* **What you should do**
Reading down the listing below, count the lines where the word "MHRD" shows up, then give only that count.

===== Dataset entries

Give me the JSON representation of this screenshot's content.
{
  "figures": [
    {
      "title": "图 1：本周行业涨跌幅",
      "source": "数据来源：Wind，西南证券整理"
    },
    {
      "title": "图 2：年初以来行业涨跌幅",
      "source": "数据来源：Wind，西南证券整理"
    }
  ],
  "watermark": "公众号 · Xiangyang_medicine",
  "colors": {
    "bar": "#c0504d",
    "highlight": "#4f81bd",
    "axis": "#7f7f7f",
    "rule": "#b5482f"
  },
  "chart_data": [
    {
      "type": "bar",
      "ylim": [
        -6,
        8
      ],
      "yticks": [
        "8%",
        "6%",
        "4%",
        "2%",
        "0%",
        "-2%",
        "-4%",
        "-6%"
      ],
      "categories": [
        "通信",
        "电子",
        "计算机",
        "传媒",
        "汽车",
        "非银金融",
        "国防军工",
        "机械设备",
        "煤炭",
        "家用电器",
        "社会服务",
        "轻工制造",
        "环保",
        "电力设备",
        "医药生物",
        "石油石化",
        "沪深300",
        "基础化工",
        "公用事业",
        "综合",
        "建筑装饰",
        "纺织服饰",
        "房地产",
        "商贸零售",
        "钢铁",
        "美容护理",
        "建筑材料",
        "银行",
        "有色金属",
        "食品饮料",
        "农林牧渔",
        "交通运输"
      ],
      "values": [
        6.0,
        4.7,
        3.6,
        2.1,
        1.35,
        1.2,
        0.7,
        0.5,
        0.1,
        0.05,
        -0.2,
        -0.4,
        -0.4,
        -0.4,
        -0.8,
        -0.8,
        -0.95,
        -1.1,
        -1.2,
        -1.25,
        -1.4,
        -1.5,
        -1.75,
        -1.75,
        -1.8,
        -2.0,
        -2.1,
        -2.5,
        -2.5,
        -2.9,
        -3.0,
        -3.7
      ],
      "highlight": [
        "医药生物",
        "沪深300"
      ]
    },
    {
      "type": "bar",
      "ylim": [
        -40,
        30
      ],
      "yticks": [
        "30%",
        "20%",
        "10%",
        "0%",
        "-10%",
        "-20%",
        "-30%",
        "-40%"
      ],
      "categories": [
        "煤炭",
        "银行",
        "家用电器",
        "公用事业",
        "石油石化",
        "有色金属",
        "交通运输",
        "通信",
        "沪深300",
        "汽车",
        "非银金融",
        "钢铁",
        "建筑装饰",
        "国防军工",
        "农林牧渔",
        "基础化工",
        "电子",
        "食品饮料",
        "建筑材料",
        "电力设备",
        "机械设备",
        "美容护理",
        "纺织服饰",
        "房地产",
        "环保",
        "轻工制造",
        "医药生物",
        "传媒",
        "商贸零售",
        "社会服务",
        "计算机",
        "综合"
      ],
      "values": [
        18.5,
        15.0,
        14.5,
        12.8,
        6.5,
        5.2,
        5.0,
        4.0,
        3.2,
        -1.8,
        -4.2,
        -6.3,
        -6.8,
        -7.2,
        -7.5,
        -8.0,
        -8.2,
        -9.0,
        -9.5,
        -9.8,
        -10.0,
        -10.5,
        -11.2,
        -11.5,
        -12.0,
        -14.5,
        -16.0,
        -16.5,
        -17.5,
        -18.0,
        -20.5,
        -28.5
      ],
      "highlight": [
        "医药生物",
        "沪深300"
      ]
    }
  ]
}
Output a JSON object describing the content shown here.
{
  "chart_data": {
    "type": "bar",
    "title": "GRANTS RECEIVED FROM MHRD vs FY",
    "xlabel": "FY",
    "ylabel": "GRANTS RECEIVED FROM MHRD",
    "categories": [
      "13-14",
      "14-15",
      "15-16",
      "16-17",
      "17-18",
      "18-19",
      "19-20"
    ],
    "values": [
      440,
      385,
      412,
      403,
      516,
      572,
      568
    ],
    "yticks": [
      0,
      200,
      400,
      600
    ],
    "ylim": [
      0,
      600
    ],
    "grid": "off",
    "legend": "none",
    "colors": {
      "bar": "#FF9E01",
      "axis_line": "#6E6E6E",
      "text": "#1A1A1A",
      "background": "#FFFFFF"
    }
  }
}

==========

* **Finished exercise**
2